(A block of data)

+++++

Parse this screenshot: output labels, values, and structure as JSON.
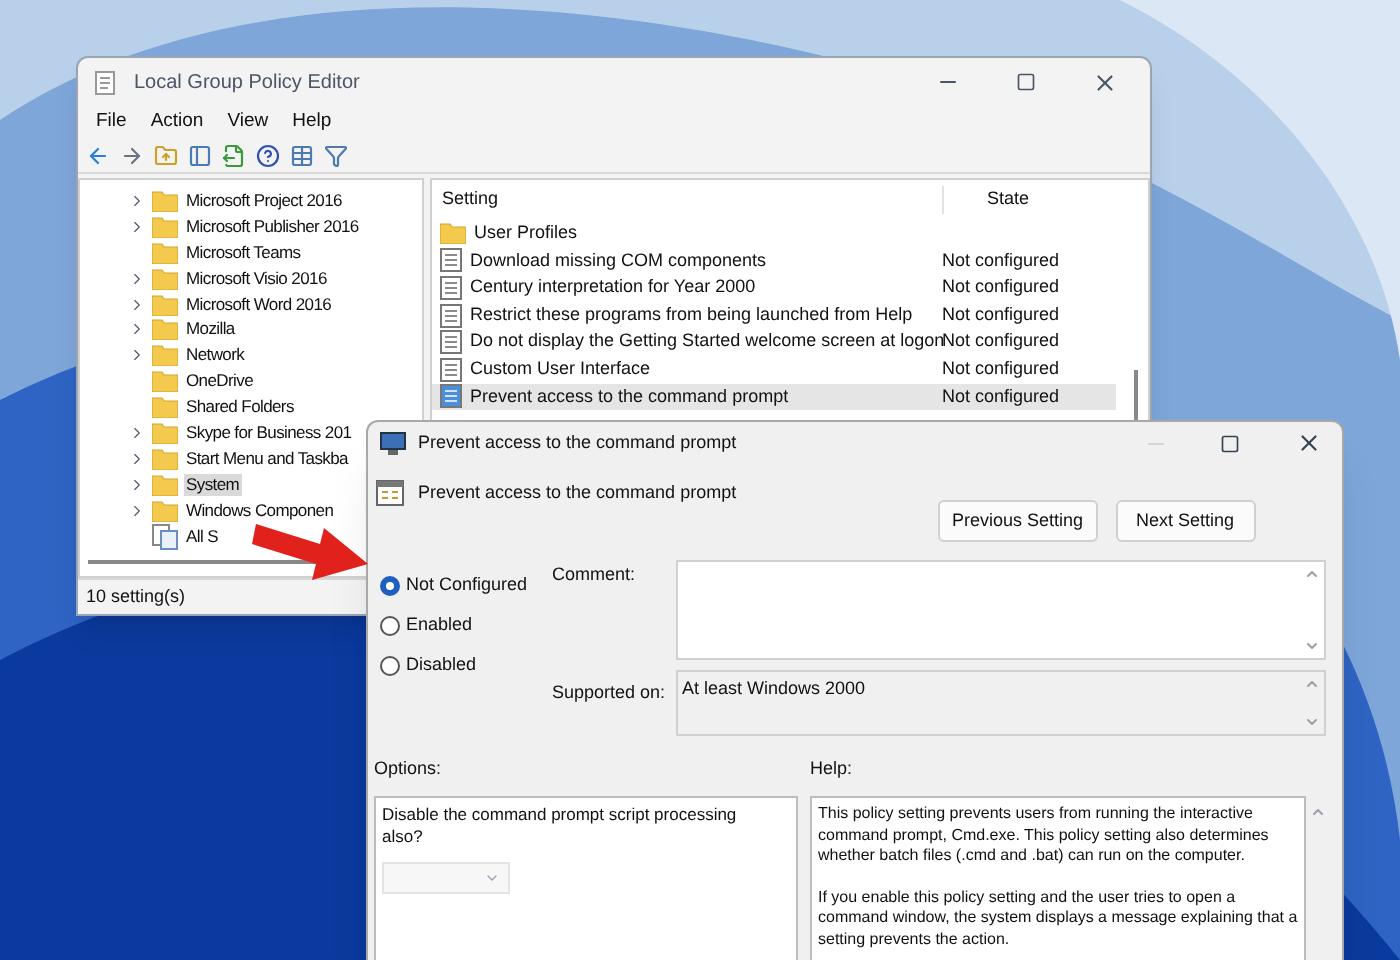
{
  "main_window": {
    "title": "Local Group Policy Editor",
    "menu": [
      "File",
      "Action",
      "View",
      "Help"
    ],
    "tree": [
      {
        "label": "Microsoft Project 2016",
        "has_children": true,
        "kind": "folder",
        "selected": false
      },
      {
        "label": "Microsoft Publisher 2016",
        "has_children": true,
        "kind": "folder",
        "selected": false
      },
      {
        "label": "Microsoft Teams",
        "has_children": false,
        "kind": "folder",
        "selected": false
      },
      {
        "label": "Microsoft Visio 2016",
        "has_children": true,
        "kind": "folder",
        "selected": false
      },
      {
        "label": "Microsoft Word 2016",
        "has_children": true,
        "kind": "folder",
        "selected": false
      },
      {
        "label": "Mozilla",
        "has_children": true,
        "kind": "folder",
        "selected": false
      },
      {
        "label": "Network",
        "has_children": true,
        "kind": "folder",
        "selected": false
      },
      {
        "label": "OneDrive",
        "has_children": false,
        "kind": "folder",
        "selected": false
      },
      {
        "label": "Shared Folders",
        "has_children": false,
        "kind": "folder",
        "selected": false
      },
      {
        "label": "Skype for Business 201",
        "has_children": true,
        "kind": "folder",
        "selected": false
      },
      {
        "label": "Start Menu and Taskba",
        "has_children": true,
        "kind": "folder",
        "selected": false
      },
      {
        "label": "System",
        "has_children": true,
        "kind": "folder",
        "selected": true
      },
      {
        "label": "Windows Componen",
        "has_children": true,
        "kind": "folder",
        "selected": false
      },
      {
        "label": "All S",
        "has_children": false,
        "kind": "all-settings",
        "selected": false
      }
    ],
    "table": {
      "columns": [
        "Setting",
        "State"
      ],
      "rows": [
        {
          "setting": "User Profiles",
          "state": "",
          "kind": "folder",
          "selected": false
        },
        {
          "setting": "Download missing COM components",
          "state": "Not configured",
          "kind": "policy",
          "selected": false
        },
        {
          "setting": "Century interpretation for Year 2000",
          "state": "Not configured",
          "kind": "policy",
          "selected": false
        },
        {
          "setting": "Restrict these programs from being launched from Help",
          "state": "Not configured",
          "kind": "policy",
          "selected": false
        },
        {
          "setting": "Do not display the Getting Started welcome screen at logon",
          "state": "Not configured",
          "kind": "policy",
          "selected": false
        },
        {
          "setting": "Custom User Interface",
          "state": "Not configured",
          "kind": "policy",
          "selected": false
        },
        {
          "setting": "Prevent access to the command prompt",
          "state": "Not configured",
          "kind": "policy",
          "selected": true
        }
      ]
    },
    "status_bar": "10 setting(s)"
  },
  "dialog": {
    "title": "Prevent access to the command prompt",
    "heading": "Prevent access to the command prompt",
    "buttons": [
      "Previous Setting",
      "Next Setting"
    ],
    "radios": [
      {
        "label": "Not Configured",
        "selected": true
      },
      {
        "label": "Enabled",
        "selected": false
      },
      {
        "label": "Disabled",
        "selected": false
      }
    ],
    "comment_label": "Comment:",
    "supported_label": "Supported on:",
    "supported_value": "At least Windows 2000",
    "options_label": "Options:",
    "help_label": "Help:",
    "option_text": "Disable the command prompt script processing also?",
    "help_paragraphs": [
      "This policy setting prevents users from running the interactive command prompt, Cmd.exe.  This policy setting also determines whether batch files (.cmd and .bat) can run on the computer.",
      "If you enable this policy setting and the user tries to open a command window, the system displays a message explaining that a setting prevents the action."
    ]
  }
}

+++++

◆ **Work instructions**
Copy all lines from the entries that contain the word "access".

◆ **Task response**
          "setting": "Prevent access to the command prompt",
    "title": "Prevent access to the command prompt",
    "heading": "Prevent access to the command prompt",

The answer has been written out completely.